- **SUPPLIED TEXT**:
Welcome! Like the book of the same name, this blog is an eclectic collection of Sherlockian scribblings based on more than a half-century of reading Sherlock Holmes. Please add your own thoughts. You can also follow me on Twitter @DanAndriacco and on my Facebook fan page at Dan Andriacco Mysteries. You might also be interested in my Amazon Author Page. My books are also available at Barnes & Noble and in all main electronic formats including Kindle, Nook, Kobo and iBooks for the iPad.

Monday, March 4, 2024

A Screwball Mystery with a Sherlockian Angle

The Hounds of the Hollywood Baskervilles, by Elizabeth Crowns, is a mystery novel set during the Golden Age of Hollywood. Struggling young private detectives Babs Norman and Guy Brandt are trying to keep their business alive by unmasking the force behind the dognapping of Asta from the Thin Man movies and Basil Rathbone’s cocker spaniel, among other canines.

Hijinks ensue, not the least of which is the embarrassment that follows “Sherlock Holmes” losing his dog. For good reason the book has been compared to Hollywood screwball comedies of the 1930s and 40s. We put the author under the magnifying glass to learn more.

- **EXERCISE DIRECTIONS**:
List every electronic format that the Sherlockian blog text above says the author's books come in.

- **DATA SHOWN**:
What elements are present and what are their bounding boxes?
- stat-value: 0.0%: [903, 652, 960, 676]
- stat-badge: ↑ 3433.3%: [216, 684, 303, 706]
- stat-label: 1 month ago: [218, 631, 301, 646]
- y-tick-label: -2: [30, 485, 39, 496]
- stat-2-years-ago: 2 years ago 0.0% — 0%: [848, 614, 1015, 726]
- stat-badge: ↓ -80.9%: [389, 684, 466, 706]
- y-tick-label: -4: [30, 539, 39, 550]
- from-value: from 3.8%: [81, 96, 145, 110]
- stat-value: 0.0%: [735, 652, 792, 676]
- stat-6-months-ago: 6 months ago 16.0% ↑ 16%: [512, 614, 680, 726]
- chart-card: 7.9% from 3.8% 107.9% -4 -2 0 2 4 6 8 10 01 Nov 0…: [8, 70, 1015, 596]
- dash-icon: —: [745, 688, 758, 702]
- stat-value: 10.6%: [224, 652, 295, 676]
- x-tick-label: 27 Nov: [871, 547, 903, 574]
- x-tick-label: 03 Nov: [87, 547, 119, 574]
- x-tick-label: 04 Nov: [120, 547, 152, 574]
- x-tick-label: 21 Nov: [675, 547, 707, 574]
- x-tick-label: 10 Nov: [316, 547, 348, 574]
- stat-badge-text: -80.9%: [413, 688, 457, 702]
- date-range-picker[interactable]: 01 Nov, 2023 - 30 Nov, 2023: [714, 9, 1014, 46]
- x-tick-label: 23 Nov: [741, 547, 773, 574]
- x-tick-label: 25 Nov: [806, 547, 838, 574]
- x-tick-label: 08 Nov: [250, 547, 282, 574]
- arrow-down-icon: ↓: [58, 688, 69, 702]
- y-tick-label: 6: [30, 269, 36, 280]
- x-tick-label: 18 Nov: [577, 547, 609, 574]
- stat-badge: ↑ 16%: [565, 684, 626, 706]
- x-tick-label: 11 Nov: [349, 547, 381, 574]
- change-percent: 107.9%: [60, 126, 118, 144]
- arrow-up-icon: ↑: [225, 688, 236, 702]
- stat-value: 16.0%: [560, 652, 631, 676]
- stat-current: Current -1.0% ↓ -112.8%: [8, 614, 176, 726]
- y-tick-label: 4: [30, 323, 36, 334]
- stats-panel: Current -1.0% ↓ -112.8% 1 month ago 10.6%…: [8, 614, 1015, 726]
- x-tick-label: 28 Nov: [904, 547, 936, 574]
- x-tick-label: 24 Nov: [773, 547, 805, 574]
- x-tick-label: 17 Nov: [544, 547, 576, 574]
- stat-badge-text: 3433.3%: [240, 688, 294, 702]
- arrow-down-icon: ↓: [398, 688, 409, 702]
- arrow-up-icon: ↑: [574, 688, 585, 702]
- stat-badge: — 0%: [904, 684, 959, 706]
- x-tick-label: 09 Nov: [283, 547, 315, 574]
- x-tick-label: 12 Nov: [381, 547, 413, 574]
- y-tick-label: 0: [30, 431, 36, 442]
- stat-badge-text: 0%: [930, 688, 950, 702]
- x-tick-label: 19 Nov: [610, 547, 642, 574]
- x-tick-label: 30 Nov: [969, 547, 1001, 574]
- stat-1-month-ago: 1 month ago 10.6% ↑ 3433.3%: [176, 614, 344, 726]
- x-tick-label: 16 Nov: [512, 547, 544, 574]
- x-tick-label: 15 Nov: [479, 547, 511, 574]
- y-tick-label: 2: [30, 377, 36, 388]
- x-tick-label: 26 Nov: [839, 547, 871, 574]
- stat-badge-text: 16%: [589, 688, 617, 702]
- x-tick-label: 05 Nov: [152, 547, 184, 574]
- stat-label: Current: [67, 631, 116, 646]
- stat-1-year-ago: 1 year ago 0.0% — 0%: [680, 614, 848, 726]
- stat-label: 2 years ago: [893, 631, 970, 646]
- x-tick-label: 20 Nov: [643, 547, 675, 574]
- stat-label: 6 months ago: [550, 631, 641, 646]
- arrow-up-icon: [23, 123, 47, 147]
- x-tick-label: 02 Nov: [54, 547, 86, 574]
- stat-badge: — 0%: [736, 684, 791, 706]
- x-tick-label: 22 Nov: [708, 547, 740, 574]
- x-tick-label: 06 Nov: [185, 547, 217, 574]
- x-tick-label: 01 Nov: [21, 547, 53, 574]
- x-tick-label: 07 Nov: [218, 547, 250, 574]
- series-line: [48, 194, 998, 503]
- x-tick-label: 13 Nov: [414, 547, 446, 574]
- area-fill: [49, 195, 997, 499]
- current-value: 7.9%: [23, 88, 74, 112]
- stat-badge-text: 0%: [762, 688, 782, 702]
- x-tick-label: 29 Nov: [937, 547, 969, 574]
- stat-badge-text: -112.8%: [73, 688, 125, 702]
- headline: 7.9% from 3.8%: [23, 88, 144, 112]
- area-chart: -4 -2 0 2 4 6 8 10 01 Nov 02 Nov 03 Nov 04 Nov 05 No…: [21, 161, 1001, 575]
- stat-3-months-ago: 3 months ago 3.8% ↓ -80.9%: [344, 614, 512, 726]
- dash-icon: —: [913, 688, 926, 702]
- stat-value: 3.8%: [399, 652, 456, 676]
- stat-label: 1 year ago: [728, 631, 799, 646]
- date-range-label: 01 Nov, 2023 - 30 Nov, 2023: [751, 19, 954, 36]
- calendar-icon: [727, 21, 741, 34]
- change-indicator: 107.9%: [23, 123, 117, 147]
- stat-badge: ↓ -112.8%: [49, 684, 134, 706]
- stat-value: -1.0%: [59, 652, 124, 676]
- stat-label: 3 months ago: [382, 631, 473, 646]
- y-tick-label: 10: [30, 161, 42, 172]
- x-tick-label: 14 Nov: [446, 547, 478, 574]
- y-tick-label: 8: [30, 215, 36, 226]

- **TASK RESPONSE**:
Kindle, Nook, Kobo, and iBooks for the iPad